* [THE INPUT]:
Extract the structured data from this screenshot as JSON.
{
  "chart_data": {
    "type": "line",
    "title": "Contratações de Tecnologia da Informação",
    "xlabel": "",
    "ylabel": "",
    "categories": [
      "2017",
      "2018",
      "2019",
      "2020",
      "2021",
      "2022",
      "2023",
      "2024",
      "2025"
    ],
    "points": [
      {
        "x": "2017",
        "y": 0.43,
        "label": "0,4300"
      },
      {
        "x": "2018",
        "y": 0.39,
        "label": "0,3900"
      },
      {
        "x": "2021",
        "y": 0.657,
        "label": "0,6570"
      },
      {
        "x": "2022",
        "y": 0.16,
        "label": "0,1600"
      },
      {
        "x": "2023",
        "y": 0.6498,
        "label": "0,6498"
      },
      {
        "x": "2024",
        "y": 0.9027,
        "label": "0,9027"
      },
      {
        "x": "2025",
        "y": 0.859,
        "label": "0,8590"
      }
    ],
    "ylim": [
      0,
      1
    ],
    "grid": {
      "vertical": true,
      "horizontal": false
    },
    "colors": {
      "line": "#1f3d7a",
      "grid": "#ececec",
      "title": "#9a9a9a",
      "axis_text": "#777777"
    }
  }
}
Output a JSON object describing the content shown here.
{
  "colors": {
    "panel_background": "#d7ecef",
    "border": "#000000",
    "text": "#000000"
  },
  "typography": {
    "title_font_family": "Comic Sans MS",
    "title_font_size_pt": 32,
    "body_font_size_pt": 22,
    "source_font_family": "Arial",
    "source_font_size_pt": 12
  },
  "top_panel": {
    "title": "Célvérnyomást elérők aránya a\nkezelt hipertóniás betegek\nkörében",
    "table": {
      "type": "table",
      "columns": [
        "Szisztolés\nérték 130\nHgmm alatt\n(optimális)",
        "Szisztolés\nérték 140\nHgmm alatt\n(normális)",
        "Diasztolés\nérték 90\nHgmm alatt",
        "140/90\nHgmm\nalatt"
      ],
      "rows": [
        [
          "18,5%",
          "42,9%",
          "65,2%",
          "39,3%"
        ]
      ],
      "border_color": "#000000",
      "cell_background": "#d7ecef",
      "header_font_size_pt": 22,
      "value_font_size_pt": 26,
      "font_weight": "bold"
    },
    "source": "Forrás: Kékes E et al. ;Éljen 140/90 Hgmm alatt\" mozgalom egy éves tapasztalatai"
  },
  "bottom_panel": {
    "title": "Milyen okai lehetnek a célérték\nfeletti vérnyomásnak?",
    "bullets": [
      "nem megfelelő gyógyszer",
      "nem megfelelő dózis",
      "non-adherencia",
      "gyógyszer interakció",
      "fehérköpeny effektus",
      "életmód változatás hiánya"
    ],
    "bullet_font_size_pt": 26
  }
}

* [SET TASK]:
Print the line containing "Output a JSON" and every line after it to the end of the records above, exactly as written, and nothing else.

* [RESULT OF THE TASK]:
Output a JSON object describing the content shown here.
{
  "colors": {
    "panel_background": "#d7ecef",
    "border": "#000000",
    "text": "#000000"
  },
  "typography": {
    "title_font_family": "Comic Sans MS",
    "title_font_size_pt": 32,
    "body_font_size_pt": 22,
    "source_font_family": "Arial",
    "source_font_size_pt": 12
  },
  "top_panel": {
    "title": "Célvérnyomást elérők aránya a\nkezelt hipertóniás betegek\nkörében",
    "table": {
      "type": "table",
      "columns": [
        "Szisztolés\nérték 130\nHgmm alatt\n(optimális)",
        "Szisztolés\nérték 140\nHgmm alatt\n(normális)",
        "Diasztolés\nérték 90\nHgmm alatt",
        "140/90\nHgmm\nalatt"
      ],
      "rows": [
        [
          "18,5%",
          "42,9%",
          "65,2%",
          "39,3%"
        ]
      ],
      "border_color": "#000000",
      "cell_background": "#d7ecef",
      "header_font_size_pt": 22,
      "value_font_size_pt": 26,
      "font_weight": "bold"
    },
    "source": "Forrás: Kékes E et al. ;Éljen 140/90 Hgmm alatt\" mozgalom egy éves tapasztalatai"
  },
  "bottom_panel": {
    "title": "Milyen okai lehetnek a célérték\nfeletti vérnyomásnak?",
    "bullets": [
      "nem megfelelő gyógyszer",
      "nem megfelelő dózis",
      "non-adherencia",
      "gyógyszer interakció",
      "fehérköpeny effektus",
      "életmód változatás hiánya"
    ],
    "bullet_font_size_pt": 26
  }
}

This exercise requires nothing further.